# STATED PROBLEM:
Which lines contain the string "languages"? Please list every one of them.

# RECORDS FOR THE TASK:
****************

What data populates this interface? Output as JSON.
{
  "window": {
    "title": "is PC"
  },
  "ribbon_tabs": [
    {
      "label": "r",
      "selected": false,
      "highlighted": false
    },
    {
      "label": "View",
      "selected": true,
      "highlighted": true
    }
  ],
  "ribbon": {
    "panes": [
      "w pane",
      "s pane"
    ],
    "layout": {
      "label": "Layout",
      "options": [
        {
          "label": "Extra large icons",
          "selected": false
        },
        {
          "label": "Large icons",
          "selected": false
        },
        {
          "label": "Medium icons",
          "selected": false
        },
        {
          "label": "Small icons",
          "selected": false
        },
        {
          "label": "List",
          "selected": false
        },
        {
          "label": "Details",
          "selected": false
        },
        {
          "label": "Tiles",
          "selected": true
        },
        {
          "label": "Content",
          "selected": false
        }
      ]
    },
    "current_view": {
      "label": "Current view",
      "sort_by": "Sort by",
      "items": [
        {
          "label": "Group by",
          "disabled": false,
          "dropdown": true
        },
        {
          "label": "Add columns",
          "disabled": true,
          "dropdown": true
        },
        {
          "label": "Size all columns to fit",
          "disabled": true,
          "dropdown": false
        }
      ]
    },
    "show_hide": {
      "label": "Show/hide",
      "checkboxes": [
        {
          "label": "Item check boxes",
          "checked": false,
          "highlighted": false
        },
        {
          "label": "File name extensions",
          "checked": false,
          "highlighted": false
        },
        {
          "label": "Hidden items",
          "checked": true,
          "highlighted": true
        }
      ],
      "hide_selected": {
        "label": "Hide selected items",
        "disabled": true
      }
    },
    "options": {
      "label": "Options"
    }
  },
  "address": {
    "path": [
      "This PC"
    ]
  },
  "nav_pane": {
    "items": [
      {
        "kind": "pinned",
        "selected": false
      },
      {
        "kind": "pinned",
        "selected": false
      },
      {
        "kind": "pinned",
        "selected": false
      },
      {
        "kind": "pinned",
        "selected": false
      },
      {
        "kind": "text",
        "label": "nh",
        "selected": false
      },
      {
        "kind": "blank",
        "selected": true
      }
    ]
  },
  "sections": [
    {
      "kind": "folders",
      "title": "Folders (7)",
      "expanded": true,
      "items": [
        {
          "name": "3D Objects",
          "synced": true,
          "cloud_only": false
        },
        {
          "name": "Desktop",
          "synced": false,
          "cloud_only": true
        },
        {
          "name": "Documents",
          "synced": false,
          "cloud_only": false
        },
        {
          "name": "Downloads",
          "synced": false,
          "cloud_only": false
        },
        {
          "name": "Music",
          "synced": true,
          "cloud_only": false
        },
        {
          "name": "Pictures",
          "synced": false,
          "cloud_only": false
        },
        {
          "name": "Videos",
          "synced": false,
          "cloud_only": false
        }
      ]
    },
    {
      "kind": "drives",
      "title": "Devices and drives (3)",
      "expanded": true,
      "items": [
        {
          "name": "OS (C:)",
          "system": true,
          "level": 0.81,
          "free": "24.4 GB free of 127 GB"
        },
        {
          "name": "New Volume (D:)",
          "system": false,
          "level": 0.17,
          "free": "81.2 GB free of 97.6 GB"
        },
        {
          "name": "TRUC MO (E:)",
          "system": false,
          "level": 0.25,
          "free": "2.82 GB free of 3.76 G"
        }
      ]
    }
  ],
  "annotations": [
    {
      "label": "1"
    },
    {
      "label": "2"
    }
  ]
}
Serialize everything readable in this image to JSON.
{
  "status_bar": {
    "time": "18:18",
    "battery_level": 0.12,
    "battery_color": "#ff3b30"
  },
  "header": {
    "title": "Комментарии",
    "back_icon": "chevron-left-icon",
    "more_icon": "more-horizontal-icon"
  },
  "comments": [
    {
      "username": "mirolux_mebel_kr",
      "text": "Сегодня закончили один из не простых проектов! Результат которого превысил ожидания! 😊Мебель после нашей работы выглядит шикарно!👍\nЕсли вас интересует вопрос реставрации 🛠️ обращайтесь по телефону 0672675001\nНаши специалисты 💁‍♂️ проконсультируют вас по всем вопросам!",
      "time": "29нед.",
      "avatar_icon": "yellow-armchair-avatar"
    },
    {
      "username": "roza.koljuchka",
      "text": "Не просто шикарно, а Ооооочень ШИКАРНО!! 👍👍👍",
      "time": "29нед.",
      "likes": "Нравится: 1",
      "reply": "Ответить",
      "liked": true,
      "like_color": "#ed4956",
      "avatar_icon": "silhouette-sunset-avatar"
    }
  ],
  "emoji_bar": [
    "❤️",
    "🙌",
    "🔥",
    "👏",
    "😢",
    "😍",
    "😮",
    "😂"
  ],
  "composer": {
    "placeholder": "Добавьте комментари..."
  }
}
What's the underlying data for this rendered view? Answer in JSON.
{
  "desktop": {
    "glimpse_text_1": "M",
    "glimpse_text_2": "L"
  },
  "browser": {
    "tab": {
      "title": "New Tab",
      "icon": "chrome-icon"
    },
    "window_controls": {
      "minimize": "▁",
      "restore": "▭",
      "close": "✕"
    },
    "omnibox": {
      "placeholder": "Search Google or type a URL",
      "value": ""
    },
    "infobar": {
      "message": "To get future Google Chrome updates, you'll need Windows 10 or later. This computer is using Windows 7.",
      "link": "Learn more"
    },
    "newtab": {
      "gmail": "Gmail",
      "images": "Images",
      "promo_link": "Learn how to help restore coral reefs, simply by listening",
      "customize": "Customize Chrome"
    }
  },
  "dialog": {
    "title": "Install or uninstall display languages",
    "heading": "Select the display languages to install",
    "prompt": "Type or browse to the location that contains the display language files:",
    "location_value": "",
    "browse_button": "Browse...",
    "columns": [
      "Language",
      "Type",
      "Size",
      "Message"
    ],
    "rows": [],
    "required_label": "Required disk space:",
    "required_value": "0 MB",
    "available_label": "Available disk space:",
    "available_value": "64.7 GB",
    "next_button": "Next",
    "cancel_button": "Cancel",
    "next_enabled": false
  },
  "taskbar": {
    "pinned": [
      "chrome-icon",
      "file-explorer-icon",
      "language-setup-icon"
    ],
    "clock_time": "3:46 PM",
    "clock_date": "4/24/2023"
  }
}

****************

# RESULT OF THIS EXERCISE:
    "title": "Install or uninstall display languages",
    "heading": "Select the display languages to install",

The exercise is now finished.